Stored records:
-.-.-

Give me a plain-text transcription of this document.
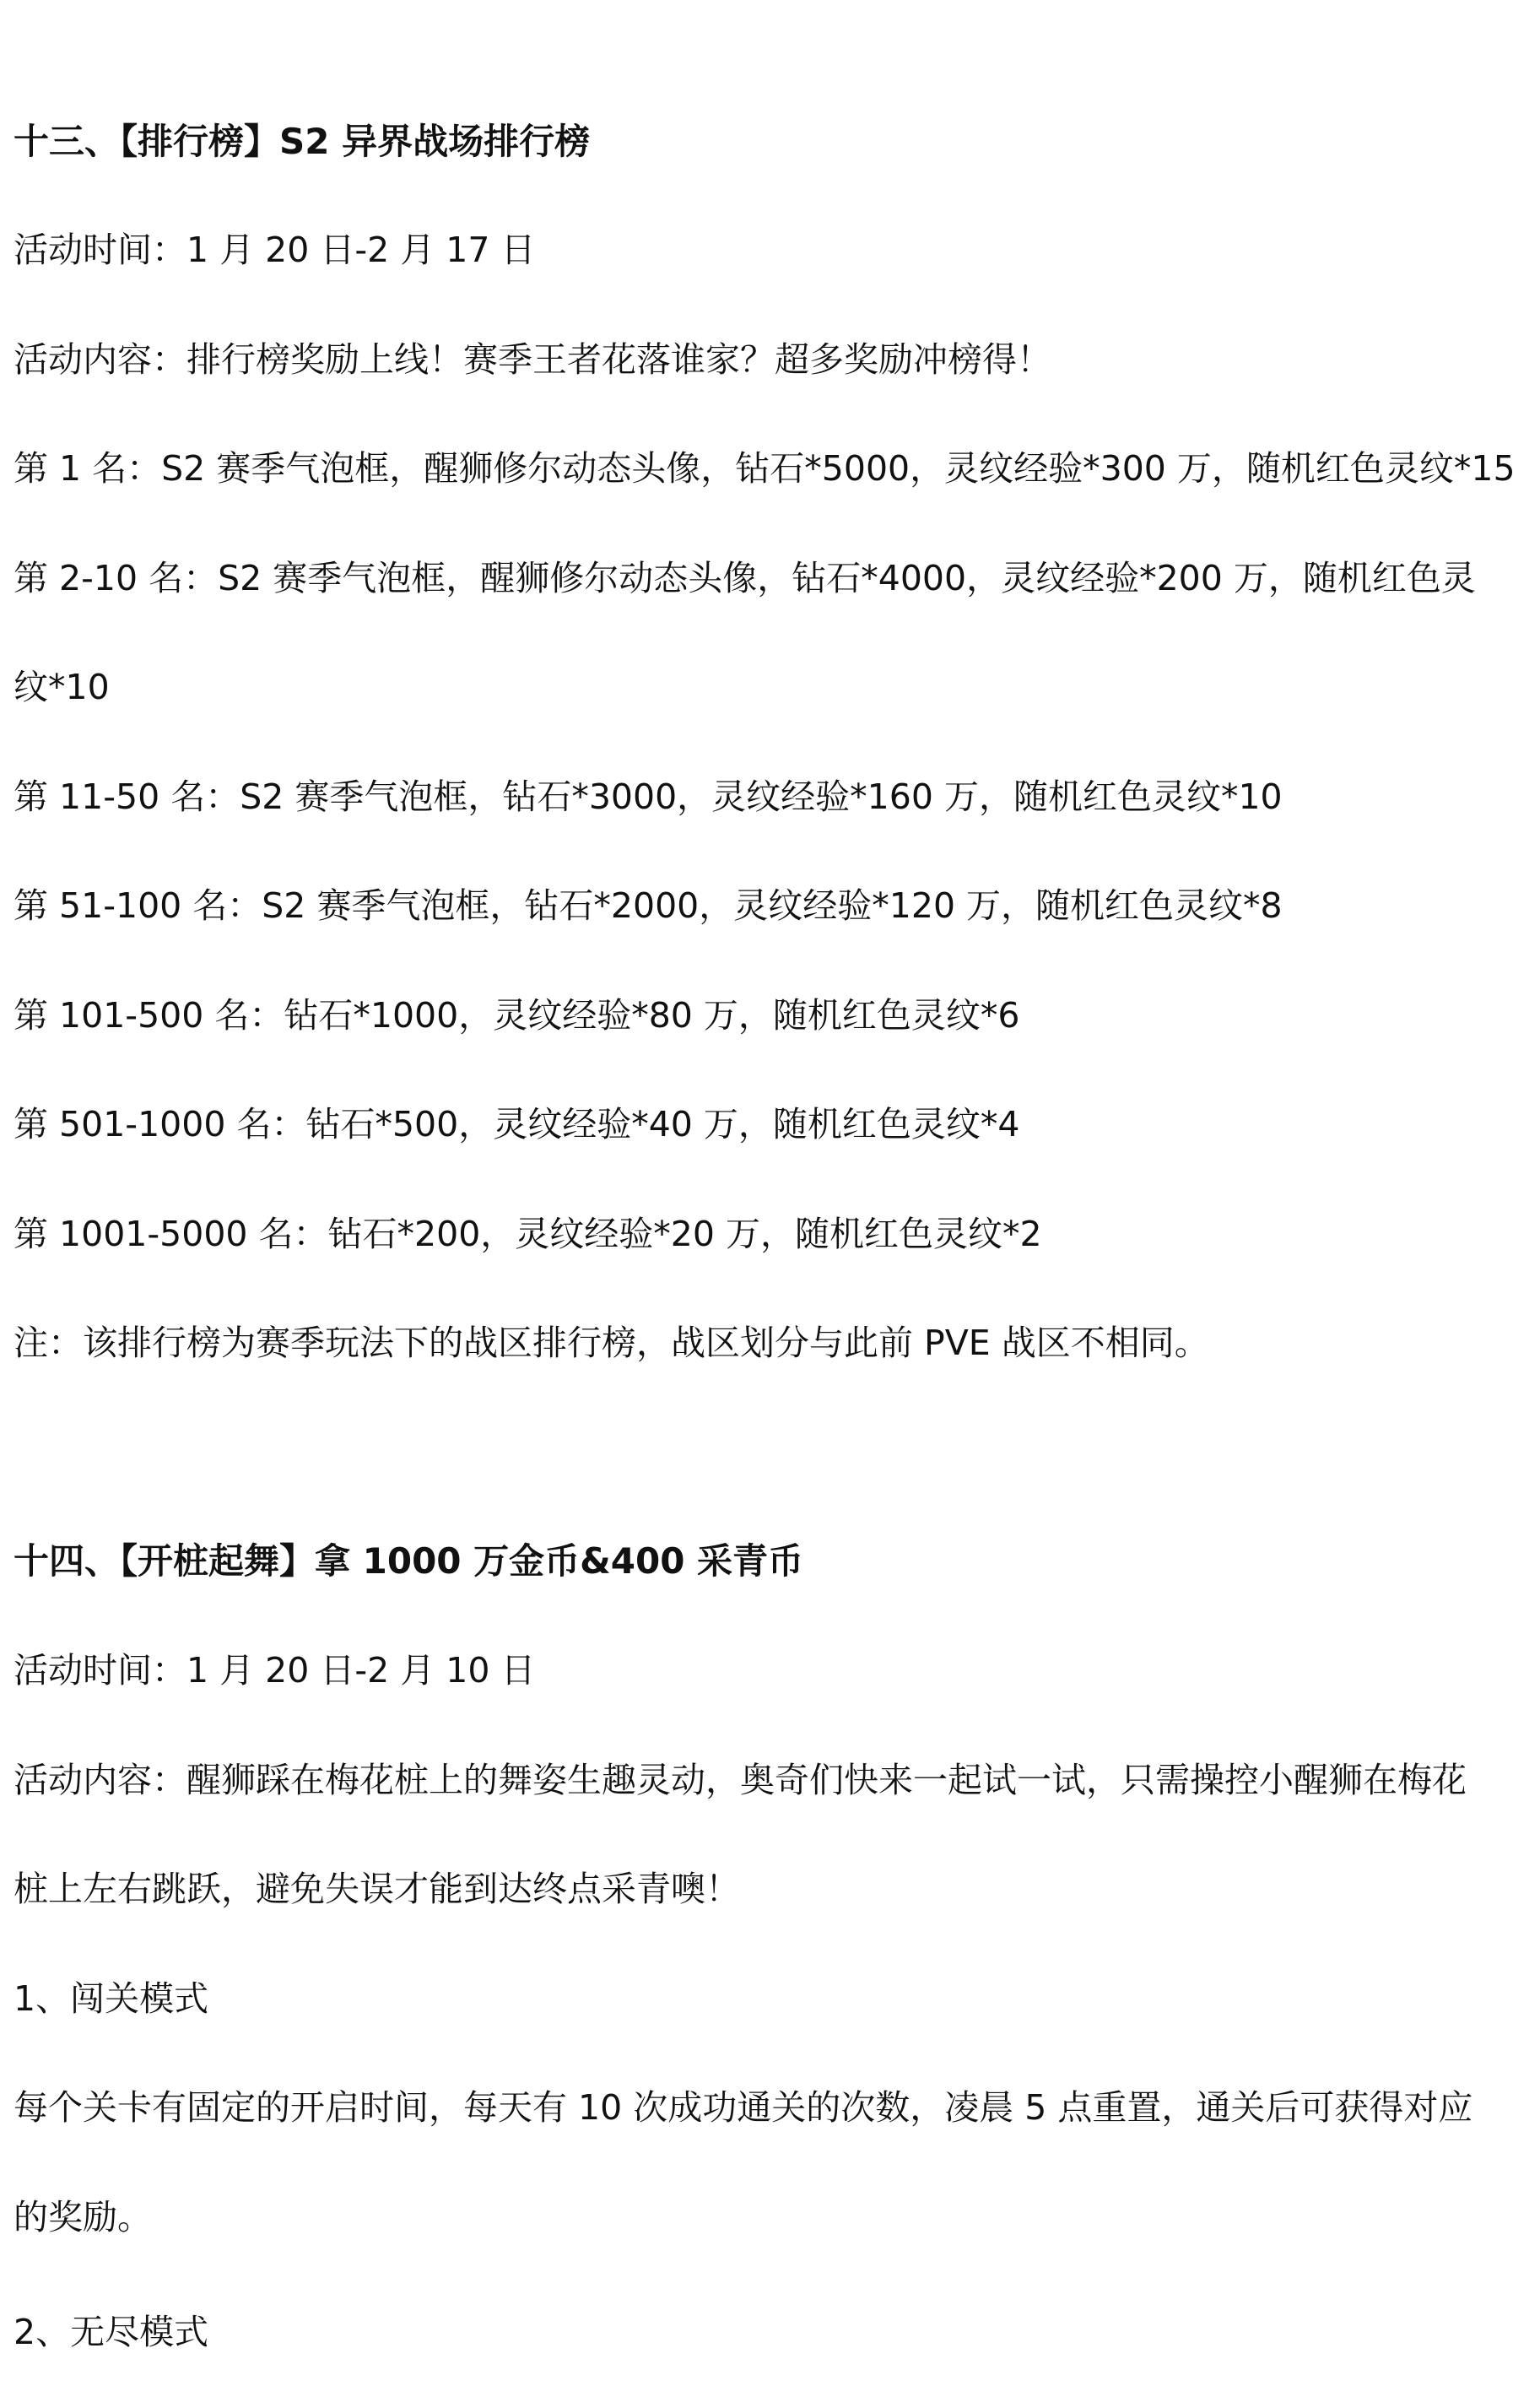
十三、【排行榜】S2 异界战场排行榜

活动时间：1 月 20 日-2 月 17 日

活动内容：排行榜奖励上线！赛季王者花落谁家？超多奖励冲榜得！

第 1 名：S2 赛季气泡框，醒狮修尔动态头像，钻石*5000，灵纹经验*300 万，随机红色灵纹*15

第 2-10 名：S2 赛季气泡框，醒狮修尔动态头像，钻石*4000，灵纹经验*200 万，随机红色灵

纹*10

第 11-50 名：S2 赛季气泡框，钻石*3000，灵纹经验*160 万，随机红色灵纹*10

第 51-100 名：S2 赛季气泡框，钻石*2000，灵纹经验*120 万，随机红色灵纹*8

第 101-500 名：钻石*1000，灵纹经验*80 万，随机红色灵纹*6

第 501-1000 名：钻石*500，灵纹经验*40 万，随机红色灵纹*4

第 1001-5000 名：钻石*200，灵纹经验*20 万，随机红色灵纹*2

注：该排行榜为赛季玩法下的战区排行榜，战区划分与此前 PVE 战区不相同。

十四、【开桩起舞】拿 1000 万金币&400 采青币

活动时间：1 月 20 日-2 月 10 日

活动内容：醒狮踩在梅花桩上的舞姿生趣灵动，奥奇们快来一起试一试，只需操控小醒狮在梅花

桩上左右跳跃，避免失误才能到达终点采青噢！

1、闯关模式

每个关卡有固定的开启时间，每天有 10 次成功通关的次数，凌晨 5 点重置，通关后可获得对应

的奖励。

2、无尽模式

-.-.-

*TASK INSTRUCTIONS*
Collect the lines that hold "随机红色灵纹".

*ANSWER TO THIS TASK*
第 1 名：S2 赛季气泡框，醒狮修尔动态头像，钻石*5000，灵纹经验*300 万，随机红色灵纹*15
第 11-50 名：S2 赛季气泡框，钻石*3000，灵纹经验*160 万，随机红色灵纹*10
第 51-100 名：S2 赛季气泡框，钻石*2000，灵纹经验*120 万，随机红色灵纹*8
第 101-500 名：钻石*1000，灵纹经验*80 万，随机红色灵纹*6
第 501-1000 名：钻石*500，灵纹经验*40 万，随机红色灵纹*4
第 1001-5000 名：钻石*200，灵纹经验*20 万，随机红色灵纹*2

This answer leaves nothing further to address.